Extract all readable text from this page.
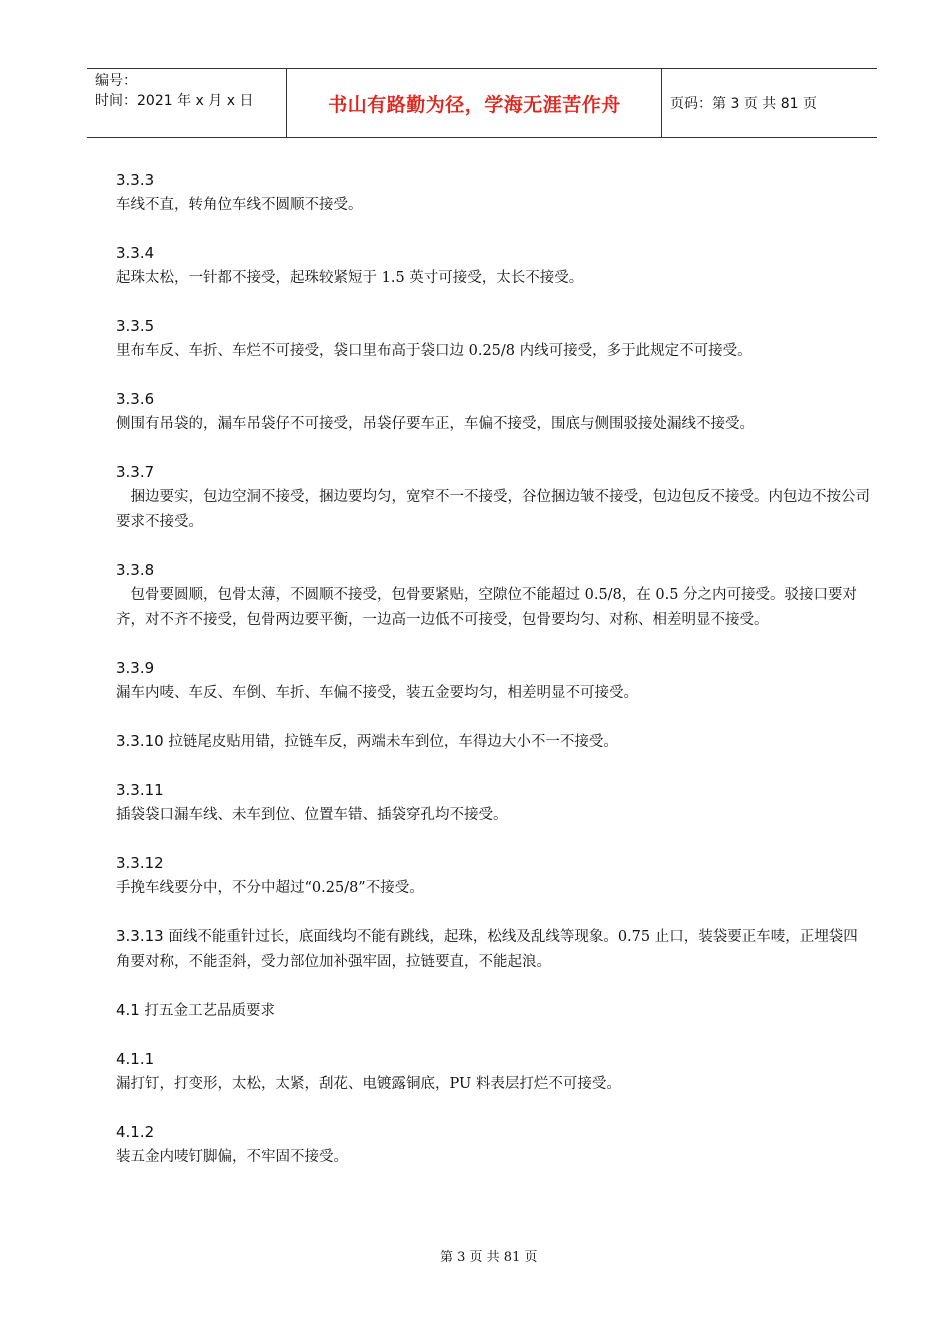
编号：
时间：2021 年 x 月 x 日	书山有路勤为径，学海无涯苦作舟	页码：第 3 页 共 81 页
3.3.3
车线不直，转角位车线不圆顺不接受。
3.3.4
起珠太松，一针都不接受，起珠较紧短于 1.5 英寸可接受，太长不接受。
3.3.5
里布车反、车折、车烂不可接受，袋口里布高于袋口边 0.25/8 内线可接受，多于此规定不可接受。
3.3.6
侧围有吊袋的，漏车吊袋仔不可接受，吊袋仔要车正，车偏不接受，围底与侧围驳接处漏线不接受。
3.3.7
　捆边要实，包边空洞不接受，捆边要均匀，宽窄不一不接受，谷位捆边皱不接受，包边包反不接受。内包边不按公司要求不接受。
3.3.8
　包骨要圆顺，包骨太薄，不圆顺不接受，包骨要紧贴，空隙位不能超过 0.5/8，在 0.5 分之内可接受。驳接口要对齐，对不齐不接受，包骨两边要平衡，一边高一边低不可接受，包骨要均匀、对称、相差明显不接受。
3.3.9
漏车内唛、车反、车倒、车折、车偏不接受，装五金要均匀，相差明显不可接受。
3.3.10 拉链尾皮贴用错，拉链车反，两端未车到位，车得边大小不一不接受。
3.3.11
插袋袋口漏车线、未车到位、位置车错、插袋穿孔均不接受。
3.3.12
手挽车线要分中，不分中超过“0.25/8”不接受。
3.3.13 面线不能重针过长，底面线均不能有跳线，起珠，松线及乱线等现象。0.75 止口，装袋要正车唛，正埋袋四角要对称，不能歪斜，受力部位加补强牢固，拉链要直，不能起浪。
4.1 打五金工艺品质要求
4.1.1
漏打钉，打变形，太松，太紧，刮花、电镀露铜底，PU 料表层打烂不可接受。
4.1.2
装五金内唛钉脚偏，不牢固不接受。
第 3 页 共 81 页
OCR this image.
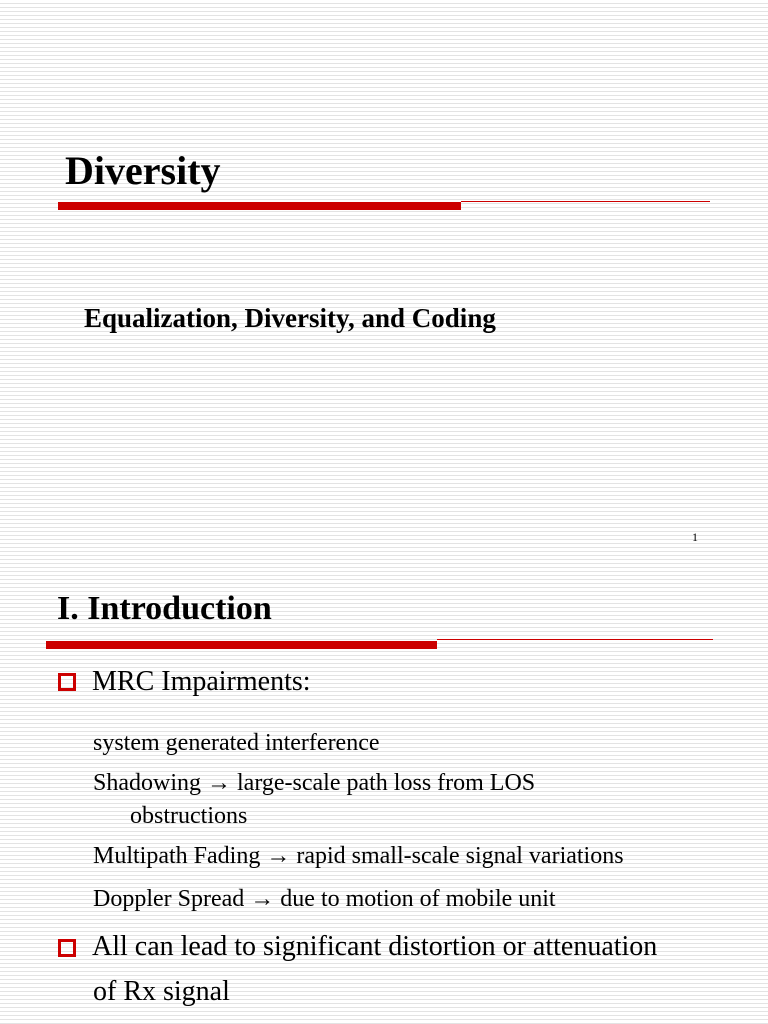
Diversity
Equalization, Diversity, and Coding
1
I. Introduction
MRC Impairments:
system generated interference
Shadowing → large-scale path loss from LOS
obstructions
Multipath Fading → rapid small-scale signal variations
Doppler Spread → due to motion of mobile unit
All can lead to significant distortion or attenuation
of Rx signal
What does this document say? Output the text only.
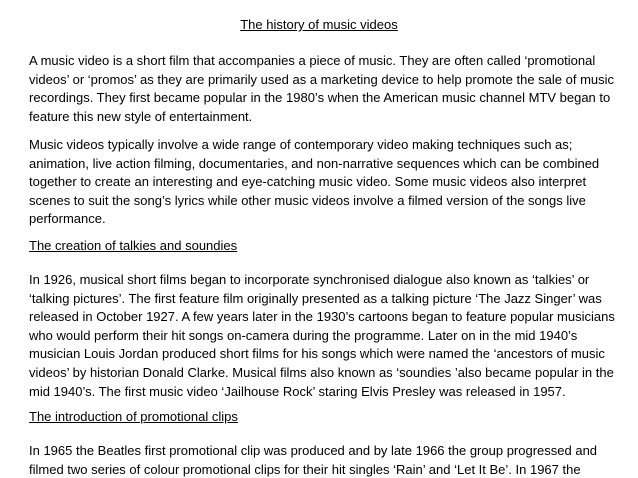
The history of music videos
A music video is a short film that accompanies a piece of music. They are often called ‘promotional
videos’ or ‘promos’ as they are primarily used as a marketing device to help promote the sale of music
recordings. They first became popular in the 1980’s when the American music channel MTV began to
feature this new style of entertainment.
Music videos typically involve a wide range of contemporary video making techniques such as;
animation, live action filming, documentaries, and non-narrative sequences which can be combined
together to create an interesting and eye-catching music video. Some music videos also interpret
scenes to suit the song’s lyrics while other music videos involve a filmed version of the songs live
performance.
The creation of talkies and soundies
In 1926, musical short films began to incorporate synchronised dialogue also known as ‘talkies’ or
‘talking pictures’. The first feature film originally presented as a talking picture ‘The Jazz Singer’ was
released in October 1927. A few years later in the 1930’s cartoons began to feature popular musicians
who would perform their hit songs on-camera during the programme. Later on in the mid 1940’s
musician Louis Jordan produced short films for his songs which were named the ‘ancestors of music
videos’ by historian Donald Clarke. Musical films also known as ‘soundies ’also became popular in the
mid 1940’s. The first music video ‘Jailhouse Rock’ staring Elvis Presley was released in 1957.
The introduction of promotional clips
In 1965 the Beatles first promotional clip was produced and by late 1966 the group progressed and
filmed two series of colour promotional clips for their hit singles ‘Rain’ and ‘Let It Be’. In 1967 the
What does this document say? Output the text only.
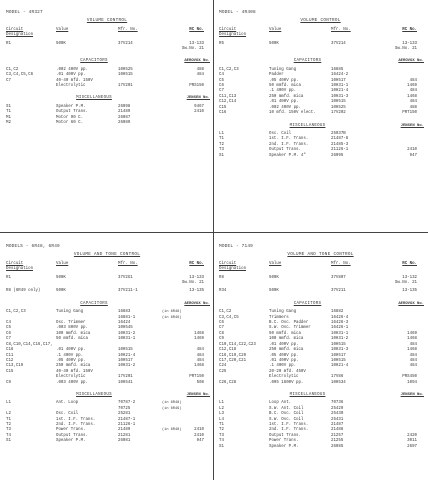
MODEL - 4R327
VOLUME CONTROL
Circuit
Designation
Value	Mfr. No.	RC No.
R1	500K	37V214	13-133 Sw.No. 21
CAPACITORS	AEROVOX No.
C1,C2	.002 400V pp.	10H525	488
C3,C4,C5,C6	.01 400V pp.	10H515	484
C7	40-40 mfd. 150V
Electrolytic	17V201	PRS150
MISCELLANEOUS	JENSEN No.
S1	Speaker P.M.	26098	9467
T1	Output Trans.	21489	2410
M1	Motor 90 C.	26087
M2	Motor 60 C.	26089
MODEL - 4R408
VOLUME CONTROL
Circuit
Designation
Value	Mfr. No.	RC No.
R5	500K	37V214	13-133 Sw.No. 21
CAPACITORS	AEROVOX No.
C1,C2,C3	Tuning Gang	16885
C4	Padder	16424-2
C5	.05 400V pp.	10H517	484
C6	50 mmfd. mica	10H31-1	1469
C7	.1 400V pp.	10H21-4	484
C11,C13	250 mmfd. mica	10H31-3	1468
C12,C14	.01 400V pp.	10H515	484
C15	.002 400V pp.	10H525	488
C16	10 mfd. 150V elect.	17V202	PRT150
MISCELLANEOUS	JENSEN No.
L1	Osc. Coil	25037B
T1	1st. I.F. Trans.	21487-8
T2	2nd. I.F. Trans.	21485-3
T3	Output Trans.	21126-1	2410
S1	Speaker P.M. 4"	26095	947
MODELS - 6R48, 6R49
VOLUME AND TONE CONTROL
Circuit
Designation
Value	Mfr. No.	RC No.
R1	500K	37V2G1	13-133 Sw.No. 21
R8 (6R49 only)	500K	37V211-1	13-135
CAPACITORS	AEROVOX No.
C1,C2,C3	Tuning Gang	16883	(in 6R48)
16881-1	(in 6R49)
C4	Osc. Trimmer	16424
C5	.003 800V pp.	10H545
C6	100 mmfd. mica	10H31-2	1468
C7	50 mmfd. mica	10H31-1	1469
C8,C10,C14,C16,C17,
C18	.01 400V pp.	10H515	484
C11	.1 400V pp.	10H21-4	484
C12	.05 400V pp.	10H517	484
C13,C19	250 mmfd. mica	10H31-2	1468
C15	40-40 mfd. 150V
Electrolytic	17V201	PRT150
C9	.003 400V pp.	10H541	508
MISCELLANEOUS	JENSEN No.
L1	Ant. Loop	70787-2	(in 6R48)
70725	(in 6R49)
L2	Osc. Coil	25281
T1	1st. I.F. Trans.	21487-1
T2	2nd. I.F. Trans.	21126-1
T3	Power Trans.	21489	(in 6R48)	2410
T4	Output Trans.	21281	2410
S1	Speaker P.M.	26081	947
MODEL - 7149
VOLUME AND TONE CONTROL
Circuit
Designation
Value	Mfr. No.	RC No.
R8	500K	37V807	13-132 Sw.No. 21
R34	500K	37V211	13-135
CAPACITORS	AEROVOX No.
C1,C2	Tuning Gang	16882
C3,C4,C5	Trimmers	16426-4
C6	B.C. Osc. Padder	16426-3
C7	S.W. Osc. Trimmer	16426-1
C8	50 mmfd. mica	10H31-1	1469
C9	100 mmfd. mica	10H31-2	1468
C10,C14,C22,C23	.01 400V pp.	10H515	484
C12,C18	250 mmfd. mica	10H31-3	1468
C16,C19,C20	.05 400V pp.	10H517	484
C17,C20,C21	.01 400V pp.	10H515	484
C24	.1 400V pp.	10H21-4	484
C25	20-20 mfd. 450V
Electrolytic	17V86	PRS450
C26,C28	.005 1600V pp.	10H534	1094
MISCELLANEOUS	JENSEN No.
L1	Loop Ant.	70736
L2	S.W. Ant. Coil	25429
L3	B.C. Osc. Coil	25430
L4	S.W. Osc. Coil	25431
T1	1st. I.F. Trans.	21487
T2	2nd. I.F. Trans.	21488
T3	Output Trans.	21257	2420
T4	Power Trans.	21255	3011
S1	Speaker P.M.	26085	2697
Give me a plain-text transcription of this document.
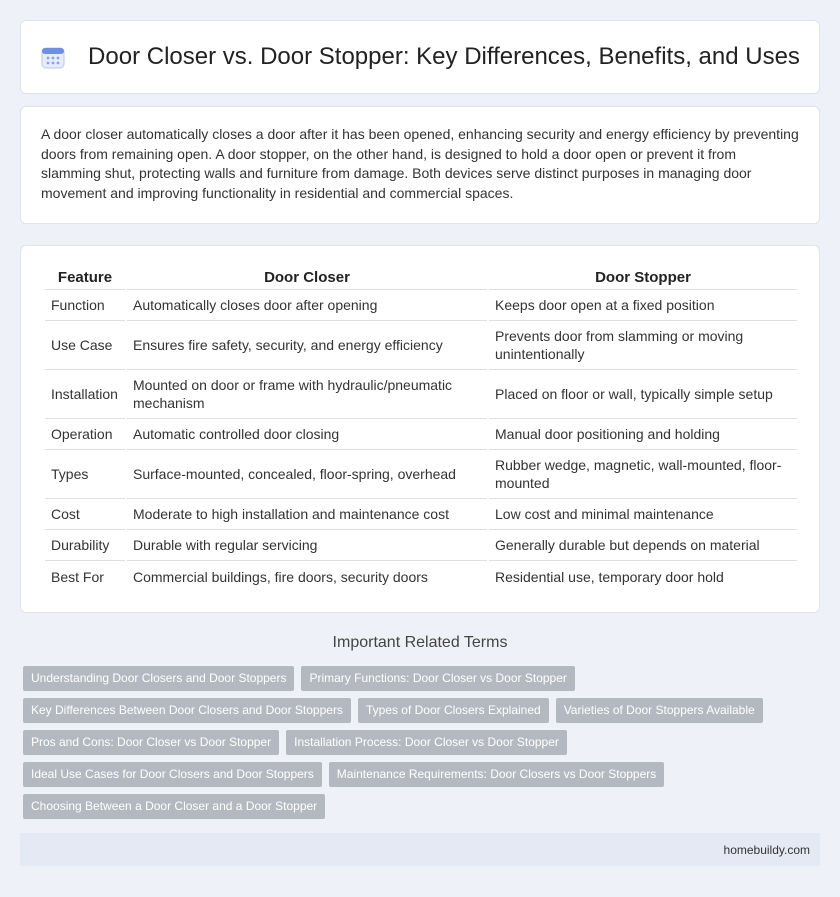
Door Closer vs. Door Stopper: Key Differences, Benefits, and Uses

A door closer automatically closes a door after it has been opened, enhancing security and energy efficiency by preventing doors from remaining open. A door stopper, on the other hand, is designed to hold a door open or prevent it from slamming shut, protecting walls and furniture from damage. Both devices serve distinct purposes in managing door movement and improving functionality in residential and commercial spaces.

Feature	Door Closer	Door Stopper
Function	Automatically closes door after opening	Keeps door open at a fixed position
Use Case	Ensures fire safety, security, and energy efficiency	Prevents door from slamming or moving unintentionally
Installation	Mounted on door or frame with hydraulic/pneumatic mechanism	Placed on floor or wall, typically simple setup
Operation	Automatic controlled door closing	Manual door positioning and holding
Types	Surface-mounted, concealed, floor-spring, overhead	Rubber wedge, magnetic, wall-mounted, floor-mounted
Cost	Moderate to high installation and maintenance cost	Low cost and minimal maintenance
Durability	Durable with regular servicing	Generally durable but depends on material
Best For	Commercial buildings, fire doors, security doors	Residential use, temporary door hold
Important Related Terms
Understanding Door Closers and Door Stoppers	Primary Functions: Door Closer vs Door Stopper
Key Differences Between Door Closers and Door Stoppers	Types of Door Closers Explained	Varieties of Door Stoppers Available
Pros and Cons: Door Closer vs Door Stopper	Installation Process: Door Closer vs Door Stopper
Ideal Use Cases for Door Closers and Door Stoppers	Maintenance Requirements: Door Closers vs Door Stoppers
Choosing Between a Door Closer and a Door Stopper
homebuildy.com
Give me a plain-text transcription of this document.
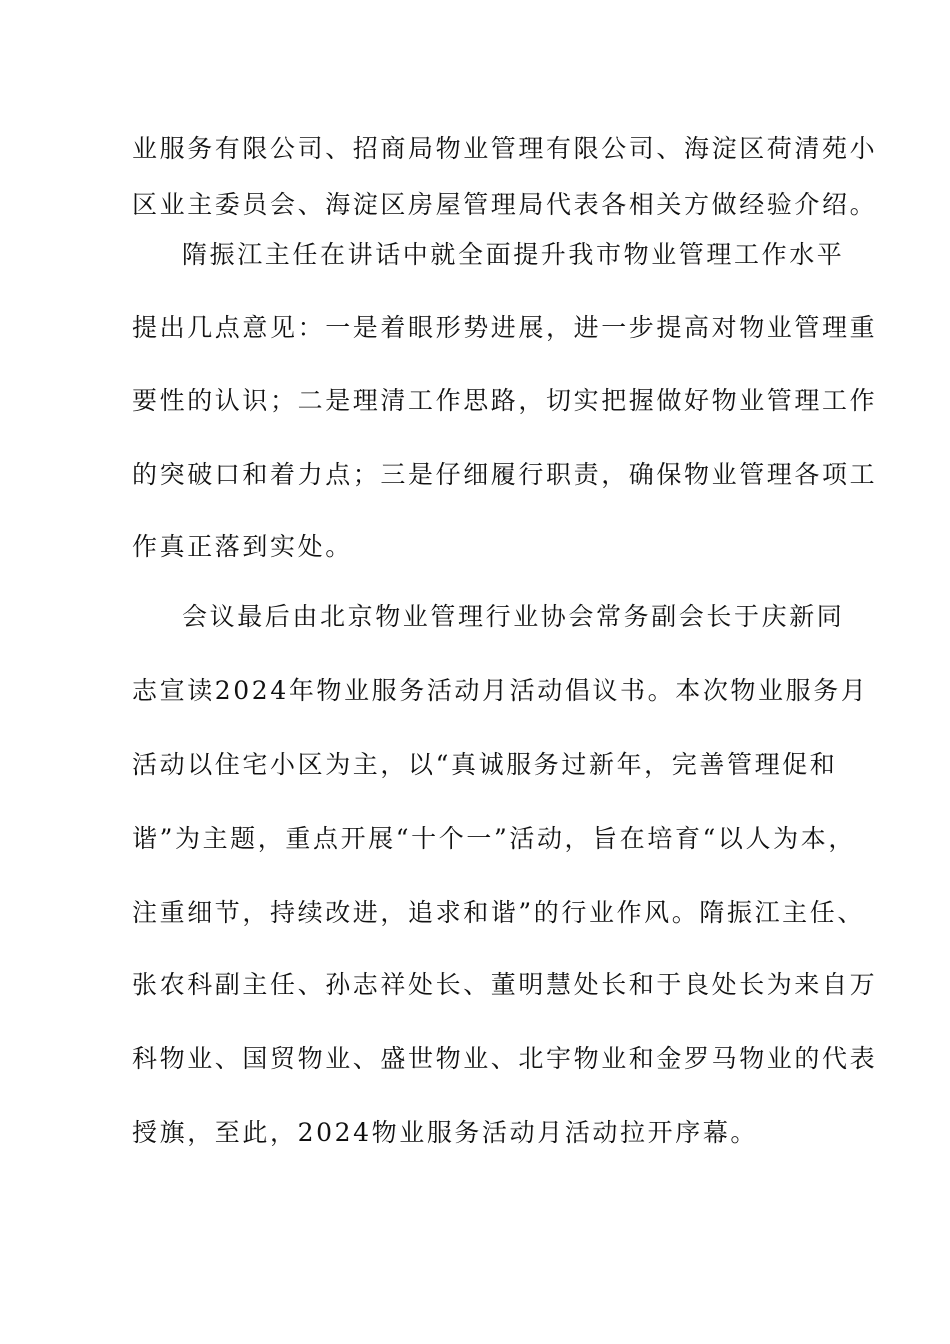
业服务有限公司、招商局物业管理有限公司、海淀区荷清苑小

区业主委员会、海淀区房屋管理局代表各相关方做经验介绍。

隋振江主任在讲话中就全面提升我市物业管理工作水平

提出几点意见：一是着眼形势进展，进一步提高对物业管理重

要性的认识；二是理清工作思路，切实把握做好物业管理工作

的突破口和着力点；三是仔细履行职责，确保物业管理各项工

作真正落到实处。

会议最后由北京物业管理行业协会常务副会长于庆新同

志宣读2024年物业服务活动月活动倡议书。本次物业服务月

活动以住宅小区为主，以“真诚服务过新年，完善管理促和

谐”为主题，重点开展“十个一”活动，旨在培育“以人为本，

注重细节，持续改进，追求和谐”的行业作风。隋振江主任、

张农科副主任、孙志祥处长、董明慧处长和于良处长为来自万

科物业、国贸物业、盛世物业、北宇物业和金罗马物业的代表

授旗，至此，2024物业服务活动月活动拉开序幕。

━━━━━━━━━━━━━━━━━━━━━━━━━━━━━━

EXERCISE PROMPT
Among the lines of the data above, determine how many contain the word "security". Report the number alone.

OUTPUT OF THE TASK
3